> _TASK BRIEF_: Report how many lines in the listing below include the word "text". Write nothing besides the number.

*** INFORMATION SUPPLIED ***

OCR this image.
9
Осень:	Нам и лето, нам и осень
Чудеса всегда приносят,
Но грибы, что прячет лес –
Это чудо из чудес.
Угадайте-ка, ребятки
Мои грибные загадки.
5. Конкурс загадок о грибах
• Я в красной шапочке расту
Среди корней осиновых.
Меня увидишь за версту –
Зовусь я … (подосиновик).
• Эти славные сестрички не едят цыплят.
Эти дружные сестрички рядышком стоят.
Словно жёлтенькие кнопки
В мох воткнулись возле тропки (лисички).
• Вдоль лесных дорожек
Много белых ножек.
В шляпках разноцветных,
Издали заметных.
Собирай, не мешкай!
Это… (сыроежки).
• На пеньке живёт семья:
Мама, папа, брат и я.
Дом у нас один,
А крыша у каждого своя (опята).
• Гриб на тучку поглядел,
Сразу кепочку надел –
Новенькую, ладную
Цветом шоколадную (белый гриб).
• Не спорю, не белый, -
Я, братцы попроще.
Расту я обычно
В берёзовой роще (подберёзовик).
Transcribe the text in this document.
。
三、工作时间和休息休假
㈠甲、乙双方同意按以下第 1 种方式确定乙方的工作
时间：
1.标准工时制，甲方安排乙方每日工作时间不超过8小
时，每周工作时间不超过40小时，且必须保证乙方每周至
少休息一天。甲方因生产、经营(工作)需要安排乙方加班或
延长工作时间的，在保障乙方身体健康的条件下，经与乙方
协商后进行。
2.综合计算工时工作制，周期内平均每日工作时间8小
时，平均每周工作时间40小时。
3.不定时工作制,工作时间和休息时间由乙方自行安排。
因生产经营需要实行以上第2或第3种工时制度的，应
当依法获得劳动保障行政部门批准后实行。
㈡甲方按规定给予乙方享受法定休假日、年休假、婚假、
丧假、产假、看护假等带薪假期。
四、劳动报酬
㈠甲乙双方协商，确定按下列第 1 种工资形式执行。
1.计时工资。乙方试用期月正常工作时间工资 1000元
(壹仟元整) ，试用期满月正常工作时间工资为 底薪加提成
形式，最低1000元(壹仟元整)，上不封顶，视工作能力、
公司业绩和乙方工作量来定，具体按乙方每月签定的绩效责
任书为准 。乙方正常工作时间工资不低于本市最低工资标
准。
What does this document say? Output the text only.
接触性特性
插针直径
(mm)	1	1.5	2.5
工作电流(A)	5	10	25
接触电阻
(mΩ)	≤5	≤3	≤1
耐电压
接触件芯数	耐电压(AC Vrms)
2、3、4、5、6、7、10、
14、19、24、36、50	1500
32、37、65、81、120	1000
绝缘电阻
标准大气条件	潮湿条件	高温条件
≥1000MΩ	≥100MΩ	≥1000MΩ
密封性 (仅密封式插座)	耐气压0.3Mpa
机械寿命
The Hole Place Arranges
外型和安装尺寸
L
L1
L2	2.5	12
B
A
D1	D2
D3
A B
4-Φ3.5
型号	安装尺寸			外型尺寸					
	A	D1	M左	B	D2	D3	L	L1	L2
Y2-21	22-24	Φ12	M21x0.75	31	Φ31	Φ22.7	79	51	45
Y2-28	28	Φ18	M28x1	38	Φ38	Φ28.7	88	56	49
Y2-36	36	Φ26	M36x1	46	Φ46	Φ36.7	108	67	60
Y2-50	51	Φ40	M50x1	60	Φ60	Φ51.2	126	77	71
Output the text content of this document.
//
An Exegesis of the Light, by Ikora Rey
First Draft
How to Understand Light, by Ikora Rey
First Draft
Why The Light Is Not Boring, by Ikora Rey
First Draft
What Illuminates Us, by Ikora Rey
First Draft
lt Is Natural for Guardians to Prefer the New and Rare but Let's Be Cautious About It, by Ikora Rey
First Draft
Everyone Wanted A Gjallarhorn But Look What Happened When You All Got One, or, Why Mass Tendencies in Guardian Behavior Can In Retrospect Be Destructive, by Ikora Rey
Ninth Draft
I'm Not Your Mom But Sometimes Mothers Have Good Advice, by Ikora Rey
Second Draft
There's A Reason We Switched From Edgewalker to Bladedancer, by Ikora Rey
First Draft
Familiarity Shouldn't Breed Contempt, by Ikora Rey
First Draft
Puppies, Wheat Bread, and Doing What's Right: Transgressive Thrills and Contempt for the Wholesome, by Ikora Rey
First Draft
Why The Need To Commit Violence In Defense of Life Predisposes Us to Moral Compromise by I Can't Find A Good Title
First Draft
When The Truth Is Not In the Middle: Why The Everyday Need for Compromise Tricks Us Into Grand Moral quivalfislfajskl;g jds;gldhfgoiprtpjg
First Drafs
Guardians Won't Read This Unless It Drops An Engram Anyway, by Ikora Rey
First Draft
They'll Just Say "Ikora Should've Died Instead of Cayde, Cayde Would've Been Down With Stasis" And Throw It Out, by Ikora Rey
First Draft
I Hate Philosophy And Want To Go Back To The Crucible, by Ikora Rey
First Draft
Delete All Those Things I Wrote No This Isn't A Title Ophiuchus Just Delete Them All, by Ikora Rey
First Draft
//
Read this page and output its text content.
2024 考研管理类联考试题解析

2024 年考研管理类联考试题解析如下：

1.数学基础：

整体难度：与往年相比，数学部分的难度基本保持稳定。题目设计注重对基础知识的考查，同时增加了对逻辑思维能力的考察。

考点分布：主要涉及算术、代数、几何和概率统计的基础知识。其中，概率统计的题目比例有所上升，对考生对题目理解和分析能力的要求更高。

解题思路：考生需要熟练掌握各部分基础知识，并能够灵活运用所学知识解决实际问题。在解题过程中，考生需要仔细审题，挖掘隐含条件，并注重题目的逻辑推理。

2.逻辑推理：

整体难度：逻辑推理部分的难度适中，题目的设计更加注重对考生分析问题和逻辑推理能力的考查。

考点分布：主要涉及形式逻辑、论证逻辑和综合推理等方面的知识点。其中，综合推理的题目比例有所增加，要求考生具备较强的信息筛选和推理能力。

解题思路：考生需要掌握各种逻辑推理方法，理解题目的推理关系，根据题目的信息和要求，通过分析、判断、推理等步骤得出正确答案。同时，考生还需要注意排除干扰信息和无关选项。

***

> _CORRECT RESPONSE_: 4